◆ Objective: Copy out every line in which the string "icon" occurs.

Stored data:

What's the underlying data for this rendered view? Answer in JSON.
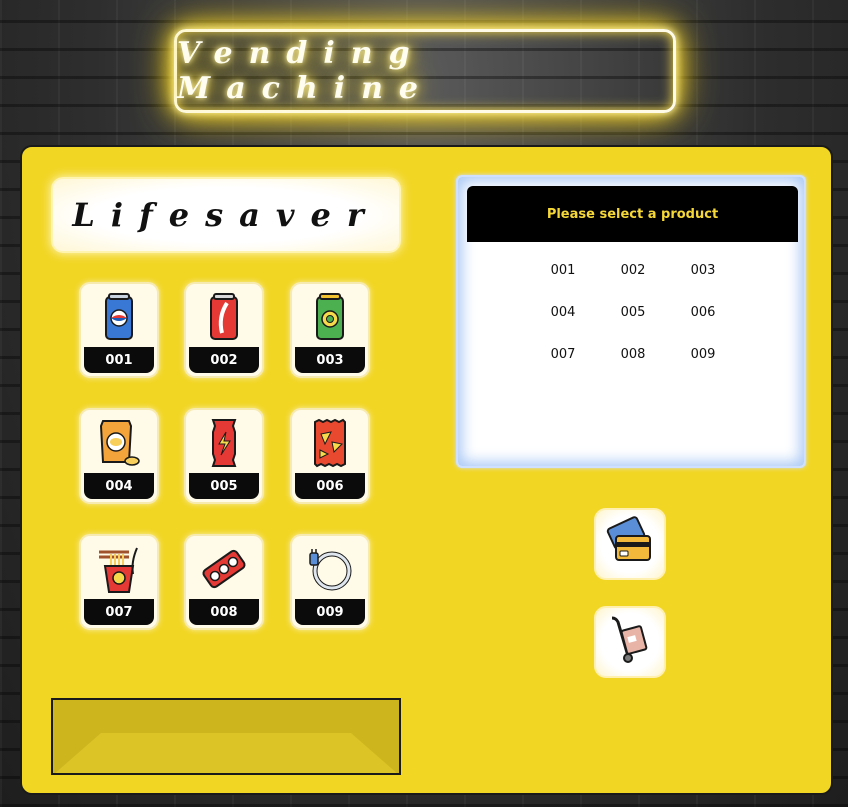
{
  "header": {
    "title": "Vending Machine"
  },
  "brand": {
    "name": "Lifesaver"
  },
  "products": [
    {
      "code": "001",
      "icon": "soda-can-blue-icon"
    },
    {
      "code": "002",
      "icon": "soda-can-red-icon"
    },
    {
      "code": "003",
      "icon": "soda-can-green-icon"
    },
    {
      "code": "004",
      "icon": "chips-bag-icon"
    },
    {
      "code": "005",
      "icon": "snack-bar-icon"
    },
    {
      "code": "006",
      "icon": "nachos-bag-icon"
    },
    {
      "code": "007",
      "icon": "noodle-cup-icon"
    },
    {
      "code": "008",
      "icon": "sushi-tray-icon"
    },
    {
      "code": "009",
      "icon": "charging-cable-icon"
    }
  ],
  "screen": {
    "message": "Please select a product",
    "codes": [
      "001",
      "002",
      "003",
      "004",
      "005",
      "006",
      "007",
      "008",
      "009"
    ]
  },
  "actions": {
    "payment_icon": "credit-card-icon",
    "delivery_icon": "hand-truck-icon"
  },
  "colors": {
    "machine": "#f2d624",
    "neon_glow": "#ffe34d",
    "screen_message_text": "#f5d738"
  }
}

◆ Full response:
      "icon": "soda-can-blue-icon"
      "icon": "soda-can-red-icon"
      "icon": "soda-can-green-icon"
      "icon": "chips-bag-icon"
      "icon": "snack-bar-icon"
      "icon": "nachos-bag-icon"
      "icon": "noodle-cup-icon"
      "icon": "sushi-tray-icon"
      "icon": "charging-cable-icon"
    "payment_icon": "credit-card-icon",
    "delivery_icon": "hand-truck-icon"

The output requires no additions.